TASK STATEMENT: Please report every line from the material that contains the word "AutoCL".

[Lines of data]

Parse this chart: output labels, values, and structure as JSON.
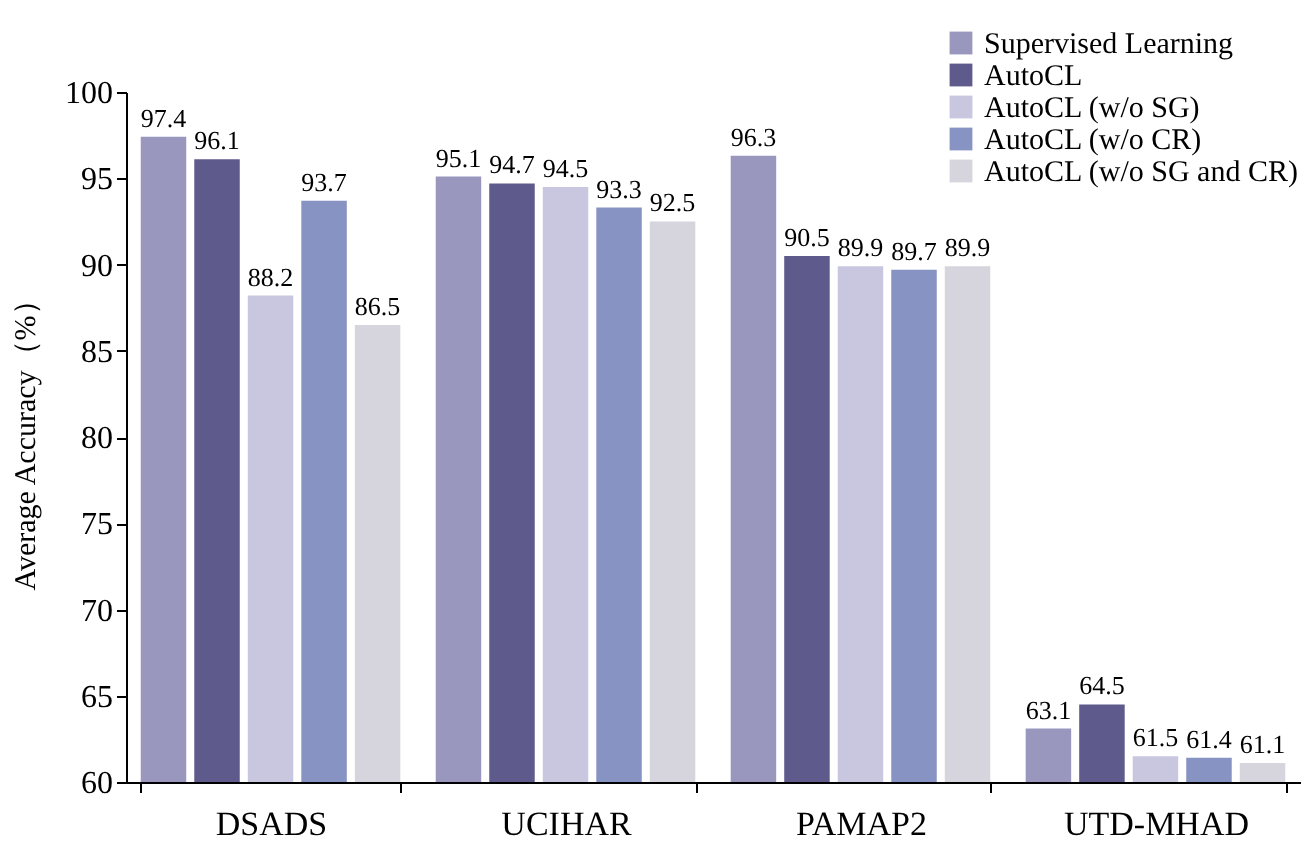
{
  "chart_data": {
    "type": "bar",
    "ylabel": "Average Accuracy（%）",
    "categories": [
      "DSADS",
      "UCIHAR",
      "PAMAP2",
      "UTD-MHAD"
    ],
    "series": [
      {
        "name": "Supervised Learning",
        "color": "#9a97bf",
        "values": [
          97.4,
          95.1,
          96.3,
          63.1
        ]
      },
      {
        "name": "AutoCL",
        "color": "#5f5a8c",
        "values": [
          96.1,
          94.7,
          90.5,
          64.5
        ]
      },
      {
        "name": "AutoCL (w/o SG)",
        "color": "#c9c6df",
        "values": [
          88.2,
          94.5,
          89.9,
          61.5
        ]
      },
      {
        "name": "AutoCL (w/o CR)",
        "color": "#8793c2",
        "values": [
          93.7,
          93.3,
          89.7,
          61.4
        ]
      },
      {
        "name": "AutoCL (w/o SG and CR)",
        "color": "#d6d5dd",
        "values": [
          86.5,
          92.5,
          89.9,
          61.1
        ]
      }
    ],
    "ylim": [
      60,
      100
    ],
    "yticks": [
      60,
      65,
      70,
      75,
      80,
      85,
      90,
      95,
      100
    ],
    "grid": false,
    "legend": "top right",
    "data_labels": true
  }
}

RESULT OF THE EXERCISE:
        "name": "AutoCL",
        "name": "AutoCL (w/o SG)",
        "name": "AutoCL (w/o CR)",
        "name": "AutoCL (w/o SG and CR)",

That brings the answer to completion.